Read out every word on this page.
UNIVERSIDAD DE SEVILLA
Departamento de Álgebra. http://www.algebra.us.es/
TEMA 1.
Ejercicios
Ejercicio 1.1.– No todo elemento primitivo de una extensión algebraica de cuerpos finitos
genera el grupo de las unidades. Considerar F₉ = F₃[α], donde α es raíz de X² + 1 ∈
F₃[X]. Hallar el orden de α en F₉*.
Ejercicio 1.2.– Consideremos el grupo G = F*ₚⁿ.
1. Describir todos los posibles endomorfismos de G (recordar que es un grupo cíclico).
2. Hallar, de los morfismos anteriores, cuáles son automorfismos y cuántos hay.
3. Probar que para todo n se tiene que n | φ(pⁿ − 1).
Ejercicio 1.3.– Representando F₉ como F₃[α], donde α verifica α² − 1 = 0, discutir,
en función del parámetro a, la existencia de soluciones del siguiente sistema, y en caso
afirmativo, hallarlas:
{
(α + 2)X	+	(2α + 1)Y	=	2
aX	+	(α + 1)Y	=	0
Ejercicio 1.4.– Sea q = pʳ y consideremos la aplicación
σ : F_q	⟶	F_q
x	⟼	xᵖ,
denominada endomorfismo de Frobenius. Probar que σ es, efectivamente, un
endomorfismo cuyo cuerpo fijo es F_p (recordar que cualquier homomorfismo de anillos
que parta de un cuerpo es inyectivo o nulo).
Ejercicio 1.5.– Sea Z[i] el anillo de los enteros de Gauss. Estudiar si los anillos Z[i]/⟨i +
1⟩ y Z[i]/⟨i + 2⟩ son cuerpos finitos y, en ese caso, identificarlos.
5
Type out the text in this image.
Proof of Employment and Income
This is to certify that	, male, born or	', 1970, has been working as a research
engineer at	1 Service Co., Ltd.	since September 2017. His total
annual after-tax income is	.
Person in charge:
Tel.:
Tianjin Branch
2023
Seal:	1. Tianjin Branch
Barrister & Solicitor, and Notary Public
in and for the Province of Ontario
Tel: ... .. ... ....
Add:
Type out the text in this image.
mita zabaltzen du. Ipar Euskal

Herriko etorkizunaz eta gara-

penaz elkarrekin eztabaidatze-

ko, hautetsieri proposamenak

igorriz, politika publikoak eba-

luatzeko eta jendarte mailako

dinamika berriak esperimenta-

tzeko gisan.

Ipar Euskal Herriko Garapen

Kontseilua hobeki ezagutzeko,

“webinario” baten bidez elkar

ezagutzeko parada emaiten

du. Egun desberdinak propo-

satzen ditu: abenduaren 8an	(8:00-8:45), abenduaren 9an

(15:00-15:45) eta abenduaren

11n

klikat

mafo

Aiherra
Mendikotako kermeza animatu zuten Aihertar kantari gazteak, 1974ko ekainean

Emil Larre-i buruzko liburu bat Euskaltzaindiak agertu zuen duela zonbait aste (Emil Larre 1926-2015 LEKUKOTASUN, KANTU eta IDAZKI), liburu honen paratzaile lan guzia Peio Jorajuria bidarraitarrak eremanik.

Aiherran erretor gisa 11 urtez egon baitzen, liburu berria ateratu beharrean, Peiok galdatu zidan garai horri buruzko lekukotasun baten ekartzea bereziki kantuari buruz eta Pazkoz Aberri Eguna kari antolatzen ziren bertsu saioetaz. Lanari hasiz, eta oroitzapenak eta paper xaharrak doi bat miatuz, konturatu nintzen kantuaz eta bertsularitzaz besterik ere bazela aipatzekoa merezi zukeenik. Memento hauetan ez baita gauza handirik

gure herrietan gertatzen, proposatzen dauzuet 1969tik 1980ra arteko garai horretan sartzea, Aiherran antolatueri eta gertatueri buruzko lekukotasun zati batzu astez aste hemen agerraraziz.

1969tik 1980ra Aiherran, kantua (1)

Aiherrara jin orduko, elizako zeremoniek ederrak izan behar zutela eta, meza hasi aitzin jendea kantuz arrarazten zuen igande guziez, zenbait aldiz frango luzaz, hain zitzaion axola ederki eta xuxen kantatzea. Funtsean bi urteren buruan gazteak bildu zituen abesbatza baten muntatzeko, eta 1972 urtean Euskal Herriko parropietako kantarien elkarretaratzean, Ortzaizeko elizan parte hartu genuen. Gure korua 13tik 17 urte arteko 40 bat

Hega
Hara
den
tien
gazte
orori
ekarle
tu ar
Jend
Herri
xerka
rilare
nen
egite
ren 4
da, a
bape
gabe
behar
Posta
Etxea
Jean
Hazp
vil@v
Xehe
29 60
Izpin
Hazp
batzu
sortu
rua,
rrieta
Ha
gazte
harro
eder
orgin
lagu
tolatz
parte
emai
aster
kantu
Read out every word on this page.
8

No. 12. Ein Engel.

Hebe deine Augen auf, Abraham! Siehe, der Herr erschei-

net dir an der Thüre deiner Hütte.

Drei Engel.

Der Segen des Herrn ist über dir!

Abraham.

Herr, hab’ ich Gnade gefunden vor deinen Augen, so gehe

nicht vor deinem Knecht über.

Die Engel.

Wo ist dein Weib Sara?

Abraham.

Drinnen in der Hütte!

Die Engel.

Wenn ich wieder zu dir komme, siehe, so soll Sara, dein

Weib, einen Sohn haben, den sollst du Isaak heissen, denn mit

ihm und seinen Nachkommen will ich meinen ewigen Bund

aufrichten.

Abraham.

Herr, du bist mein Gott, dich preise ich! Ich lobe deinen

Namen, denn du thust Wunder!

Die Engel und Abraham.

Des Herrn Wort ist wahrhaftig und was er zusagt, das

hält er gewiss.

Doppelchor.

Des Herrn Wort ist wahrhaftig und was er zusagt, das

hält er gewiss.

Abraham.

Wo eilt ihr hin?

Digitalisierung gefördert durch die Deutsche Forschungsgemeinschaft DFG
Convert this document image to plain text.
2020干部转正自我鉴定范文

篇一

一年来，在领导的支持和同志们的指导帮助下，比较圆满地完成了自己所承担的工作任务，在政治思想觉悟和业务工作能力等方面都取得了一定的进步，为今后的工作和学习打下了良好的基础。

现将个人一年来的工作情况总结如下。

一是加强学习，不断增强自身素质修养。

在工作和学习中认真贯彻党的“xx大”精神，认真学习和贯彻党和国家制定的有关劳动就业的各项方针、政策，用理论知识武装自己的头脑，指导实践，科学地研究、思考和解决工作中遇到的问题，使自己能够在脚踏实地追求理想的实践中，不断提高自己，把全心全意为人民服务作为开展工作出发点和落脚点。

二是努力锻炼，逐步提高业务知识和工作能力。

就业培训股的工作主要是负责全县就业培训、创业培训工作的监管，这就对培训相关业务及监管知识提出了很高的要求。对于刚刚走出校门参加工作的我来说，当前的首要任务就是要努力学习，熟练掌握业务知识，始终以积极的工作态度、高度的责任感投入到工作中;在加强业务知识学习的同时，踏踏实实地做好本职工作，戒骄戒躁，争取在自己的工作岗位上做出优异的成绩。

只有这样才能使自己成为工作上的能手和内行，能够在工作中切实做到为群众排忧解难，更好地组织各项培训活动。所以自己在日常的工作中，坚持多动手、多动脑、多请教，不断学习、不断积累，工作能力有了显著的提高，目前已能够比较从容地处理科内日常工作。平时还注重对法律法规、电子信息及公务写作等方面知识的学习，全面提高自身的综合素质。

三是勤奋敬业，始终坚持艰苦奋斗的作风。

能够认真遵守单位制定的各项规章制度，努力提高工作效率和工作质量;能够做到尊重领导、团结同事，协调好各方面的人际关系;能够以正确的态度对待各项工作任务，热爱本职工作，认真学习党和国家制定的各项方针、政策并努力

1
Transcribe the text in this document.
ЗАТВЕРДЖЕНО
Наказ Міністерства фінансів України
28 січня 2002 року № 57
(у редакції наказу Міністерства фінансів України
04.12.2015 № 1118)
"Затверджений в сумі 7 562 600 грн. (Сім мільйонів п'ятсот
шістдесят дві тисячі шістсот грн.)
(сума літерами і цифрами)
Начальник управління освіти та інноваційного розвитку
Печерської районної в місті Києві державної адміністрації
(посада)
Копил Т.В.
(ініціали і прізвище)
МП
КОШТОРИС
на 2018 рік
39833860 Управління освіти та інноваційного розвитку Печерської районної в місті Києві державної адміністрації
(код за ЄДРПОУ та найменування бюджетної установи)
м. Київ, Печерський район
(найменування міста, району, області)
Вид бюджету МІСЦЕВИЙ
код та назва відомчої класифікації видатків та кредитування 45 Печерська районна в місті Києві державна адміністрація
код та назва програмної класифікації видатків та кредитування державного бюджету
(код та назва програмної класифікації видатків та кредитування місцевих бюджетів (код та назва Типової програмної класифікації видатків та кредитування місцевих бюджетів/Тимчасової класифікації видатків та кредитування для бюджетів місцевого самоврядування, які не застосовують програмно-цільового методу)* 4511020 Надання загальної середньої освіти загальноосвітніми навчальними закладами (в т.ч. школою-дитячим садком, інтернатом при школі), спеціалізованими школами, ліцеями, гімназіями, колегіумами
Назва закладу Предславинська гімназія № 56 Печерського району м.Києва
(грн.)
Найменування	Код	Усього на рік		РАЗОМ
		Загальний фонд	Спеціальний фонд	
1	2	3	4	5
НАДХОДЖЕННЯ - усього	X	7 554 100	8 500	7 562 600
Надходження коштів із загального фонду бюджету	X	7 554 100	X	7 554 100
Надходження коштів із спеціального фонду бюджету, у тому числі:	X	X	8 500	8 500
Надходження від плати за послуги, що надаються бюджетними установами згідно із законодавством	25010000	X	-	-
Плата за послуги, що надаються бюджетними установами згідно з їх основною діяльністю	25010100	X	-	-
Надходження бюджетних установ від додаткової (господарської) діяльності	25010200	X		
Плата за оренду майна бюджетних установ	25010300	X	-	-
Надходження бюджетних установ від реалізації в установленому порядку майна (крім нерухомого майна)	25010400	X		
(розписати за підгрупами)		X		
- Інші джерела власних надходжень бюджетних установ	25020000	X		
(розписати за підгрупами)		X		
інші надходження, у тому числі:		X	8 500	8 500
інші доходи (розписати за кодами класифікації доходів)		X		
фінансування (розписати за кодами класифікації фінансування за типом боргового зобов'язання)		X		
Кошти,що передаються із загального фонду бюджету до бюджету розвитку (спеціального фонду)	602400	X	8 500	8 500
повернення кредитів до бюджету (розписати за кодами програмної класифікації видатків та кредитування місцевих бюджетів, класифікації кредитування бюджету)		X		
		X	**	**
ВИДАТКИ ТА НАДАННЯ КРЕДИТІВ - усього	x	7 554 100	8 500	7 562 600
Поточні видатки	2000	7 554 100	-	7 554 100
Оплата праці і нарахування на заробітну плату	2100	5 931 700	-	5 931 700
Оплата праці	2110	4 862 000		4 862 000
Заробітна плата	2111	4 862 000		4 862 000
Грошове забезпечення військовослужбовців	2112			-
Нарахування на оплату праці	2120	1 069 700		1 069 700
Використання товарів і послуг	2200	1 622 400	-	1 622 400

**DIRECTIONS**
Go through the entries and return each line where the word "місті" appears.

**EXERCISE ANSWER**
Печерської районної в місті Києві державної адміністрації
39833860 Управління освіти та інноваційного розвитку Печерської районної в місті Києві державної адміністрації
код та назва відомчої класифікації видатків та кредитування 45 Печерська районна в місті Києві державна адміністрація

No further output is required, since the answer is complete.